STATED GOAL:
Starting at the beginning of the rows and continuing through the line that contains "411, 414, 431]", give those lines as a numbered list, leaving out any blank lines.

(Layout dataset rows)
^^^^^^^^^^^^^^^^

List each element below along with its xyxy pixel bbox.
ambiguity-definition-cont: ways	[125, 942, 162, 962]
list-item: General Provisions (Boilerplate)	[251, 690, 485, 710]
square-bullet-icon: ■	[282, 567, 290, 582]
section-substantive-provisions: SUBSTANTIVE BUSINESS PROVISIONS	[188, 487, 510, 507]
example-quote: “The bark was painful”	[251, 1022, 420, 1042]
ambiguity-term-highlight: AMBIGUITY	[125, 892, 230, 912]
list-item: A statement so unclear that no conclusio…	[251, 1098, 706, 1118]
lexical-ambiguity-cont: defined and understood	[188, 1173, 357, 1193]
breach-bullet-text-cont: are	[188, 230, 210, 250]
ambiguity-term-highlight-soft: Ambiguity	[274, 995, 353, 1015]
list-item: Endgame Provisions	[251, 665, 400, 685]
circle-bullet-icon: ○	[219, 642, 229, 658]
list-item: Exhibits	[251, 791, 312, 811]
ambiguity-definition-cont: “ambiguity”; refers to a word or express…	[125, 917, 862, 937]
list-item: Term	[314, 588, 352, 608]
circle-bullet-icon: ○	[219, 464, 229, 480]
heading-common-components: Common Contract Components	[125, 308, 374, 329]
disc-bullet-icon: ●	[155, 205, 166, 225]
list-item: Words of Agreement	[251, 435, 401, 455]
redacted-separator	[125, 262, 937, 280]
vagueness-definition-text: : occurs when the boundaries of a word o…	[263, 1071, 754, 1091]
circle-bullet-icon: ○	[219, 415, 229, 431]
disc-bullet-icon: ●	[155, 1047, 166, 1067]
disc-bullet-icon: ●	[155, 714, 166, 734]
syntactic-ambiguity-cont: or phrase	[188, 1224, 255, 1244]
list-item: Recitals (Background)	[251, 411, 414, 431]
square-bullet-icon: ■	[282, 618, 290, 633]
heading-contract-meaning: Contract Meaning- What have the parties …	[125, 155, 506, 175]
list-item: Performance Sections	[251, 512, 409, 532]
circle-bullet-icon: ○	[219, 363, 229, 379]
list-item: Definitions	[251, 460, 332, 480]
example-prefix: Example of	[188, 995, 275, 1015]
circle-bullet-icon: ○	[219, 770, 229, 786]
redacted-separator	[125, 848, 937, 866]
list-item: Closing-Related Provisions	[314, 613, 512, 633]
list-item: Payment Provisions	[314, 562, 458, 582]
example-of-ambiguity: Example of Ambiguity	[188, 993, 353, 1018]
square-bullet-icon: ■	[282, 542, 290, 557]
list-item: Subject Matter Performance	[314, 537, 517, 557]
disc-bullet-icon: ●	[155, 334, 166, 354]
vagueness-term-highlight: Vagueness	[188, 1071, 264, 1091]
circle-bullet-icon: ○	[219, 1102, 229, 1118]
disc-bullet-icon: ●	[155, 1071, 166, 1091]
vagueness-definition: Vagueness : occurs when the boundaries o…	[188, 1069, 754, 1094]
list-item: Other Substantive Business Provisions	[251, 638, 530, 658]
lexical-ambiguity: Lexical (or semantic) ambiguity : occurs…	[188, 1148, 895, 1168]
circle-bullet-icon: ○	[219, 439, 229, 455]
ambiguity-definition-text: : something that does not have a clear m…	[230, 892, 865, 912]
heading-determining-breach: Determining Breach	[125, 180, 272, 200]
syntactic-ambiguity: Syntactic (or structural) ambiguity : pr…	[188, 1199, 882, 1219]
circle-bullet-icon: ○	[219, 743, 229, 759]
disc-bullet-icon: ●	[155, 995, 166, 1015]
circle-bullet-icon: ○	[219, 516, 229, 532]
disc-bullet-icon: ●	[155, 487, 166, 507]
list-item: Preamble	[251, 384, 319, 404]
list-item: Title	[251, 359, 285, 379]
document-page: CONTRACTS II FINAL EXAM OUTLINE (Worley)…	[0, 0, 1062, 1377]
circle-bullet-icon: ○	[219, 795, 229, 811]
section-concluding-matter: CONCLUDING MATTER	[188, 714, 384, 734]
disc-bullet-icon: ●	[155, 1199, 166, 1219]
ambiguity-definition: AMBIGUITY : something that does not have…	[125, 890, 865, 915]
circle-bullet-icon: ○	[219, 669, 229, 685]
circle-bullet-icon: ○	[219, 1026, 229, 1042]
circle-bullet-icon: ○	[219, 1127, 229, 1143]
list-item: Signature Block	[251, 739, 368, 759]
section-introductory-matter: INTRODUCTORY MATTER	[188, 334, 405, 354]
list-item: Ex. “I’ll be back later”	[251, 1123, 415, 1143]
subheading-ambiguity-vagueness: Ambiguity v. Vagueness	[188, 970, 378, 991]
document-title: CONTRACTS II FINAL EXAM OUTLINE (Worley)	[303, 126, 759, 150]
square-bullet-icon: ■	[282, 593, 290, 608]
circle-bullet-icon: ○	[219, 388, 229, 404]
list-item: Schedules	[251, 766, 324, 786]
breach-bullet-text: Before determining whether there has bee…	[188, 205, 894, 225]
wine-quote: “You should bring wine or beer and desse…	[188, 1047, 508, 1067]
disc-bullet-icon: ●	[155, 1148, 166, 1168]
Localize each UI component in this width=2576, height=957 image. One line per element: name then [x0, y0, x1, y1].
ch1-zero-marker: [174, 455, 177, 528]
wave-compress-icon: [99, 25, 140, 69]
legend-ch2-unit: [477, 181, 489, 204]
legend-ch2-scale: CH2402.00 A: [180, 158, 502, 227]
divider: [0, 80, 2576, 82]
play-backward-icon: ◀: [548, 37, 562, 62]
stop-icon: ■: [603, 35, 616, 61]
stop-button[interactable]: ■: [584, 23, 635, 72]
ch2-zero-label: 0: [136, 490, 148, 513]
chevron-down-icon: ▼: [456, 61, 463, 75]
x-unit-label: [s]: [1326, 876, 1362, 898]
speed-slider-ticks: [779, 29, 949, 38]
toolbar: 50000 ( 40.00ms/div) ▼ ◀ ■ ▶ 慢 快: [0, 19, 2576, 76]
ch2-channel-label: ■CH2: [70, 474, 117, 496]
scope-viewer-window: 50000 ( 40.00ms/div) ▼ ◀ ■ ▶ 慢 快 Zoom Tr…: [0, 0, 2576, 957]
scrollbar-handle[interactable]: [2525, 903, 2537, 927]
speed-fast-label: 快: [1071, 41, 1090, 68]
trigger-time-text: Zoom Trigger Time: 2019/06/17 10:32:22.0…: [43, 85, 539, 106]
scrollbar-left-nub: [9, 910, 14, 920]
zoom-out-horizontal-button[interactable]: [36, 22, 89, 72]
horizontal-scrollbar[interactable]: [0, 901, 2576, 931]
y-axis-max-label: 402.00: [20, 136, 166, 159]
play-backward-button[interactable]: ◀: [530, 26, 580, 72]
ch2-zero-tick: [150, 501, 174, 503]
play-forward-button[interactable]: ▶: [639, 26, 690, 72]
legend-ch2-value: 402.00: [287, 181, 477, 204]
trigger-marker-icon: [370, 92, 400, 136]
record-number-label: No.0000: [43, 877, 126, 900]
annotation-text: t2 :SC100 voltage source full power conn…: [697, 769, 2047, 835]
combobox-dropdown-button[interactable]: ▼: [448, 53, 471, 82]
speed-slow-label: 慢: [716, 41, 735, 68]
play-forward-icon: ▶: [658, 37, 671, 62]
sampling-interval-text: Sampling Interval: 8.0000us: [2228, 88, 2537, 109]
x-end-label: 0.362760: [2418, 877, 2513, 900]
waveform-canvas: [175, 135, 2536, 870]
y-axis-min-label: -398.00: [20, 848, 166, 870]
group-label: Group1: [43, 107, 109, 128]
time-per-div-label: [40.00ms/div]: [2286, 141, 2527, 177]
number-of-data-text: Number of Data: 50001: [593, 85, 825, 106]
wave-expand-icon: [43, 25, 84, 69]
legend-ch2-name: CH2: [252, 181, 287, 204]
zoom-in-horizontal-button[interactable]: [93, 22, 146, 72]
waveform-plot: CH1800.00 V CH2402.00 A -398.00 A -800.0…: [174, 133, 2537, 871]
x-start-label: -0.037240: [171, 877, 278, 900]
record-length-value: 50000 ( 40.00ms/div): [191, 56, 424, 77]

^^^^^^^^^^^^^^^^

WRITTEN ANSWER:
1. List each element below along with its xyxy pixel bbox.
2. ambiguity-definition-cont: ways	[125, 942, 162, 962]
3. list-item: General Provisions (Boilerplate)	[251, 690, 485, 710]
4. square-bullet-icon: ■	[282, 567, 290, 582]
5. section-substantive-provisions: SUBSTANTIVE BUSINESS PROVISIONS	[188, 487, 510, 507]
6. example-quote: “The bark was painful”	[251, 1022, 420, 1042]
7. ambiguity-term-highlight: AMBIGUITY	[125, 892, 230, 912]
8. list-item: A statement so unclear that no conclusio…	[251, 1098, 706, 1118]
9. lexical-ambiguity-cont: defined and understood	[188, 1173, 357, 1193]
10. breach-bullet-text-cont: are	[188, 230, 210, 250]
11. ambiguity-term-highlight-soft: Ambiguity	[274, 995, 353, 1015]
12. list-item: Endgame Provisions	[251, 665, 400, 685]
13. circle-bullet-icon: ○	[219, 642, 229, 658]
14. list-item: Exhibits	[251, 791, 312, 811]
15. ambiguity-definition-cont: “ambiguity”; refers to a word or express…	[125, 917, 862, 937]
16. list-item: Term	[314, 588, 352, 608]
17. circle-bullet-icon: ○	[219, 464, 229, 480]
18. heading-common-components: Common Contract Components	[125, 308, 374, 329]
19. disc-bullet-icon: ●	[155, 205, 166, 225]
20. list-item: Words of Agreement	[251, 435, 401, 455]
21. redacted-separator	[125, 262, 937, 280]
22. vagueness-definition-text: : occurs when the boundaries of a word o…	[263, 1071, 754, 1091]
23. circle-bullet-icon: ○	[219, 415, 229, 431]
24. disc-bullet-icon: ●	[155, 1047, 166, 1067]
25. disc-bullet-icon: ●	[155, 714, 166, 734]
26. syntactic-ambiguity-cont: or phrase	[188, 1224, 255, 1244]
27. list-item: Recitals (Background)	[251, 411, 414, 431]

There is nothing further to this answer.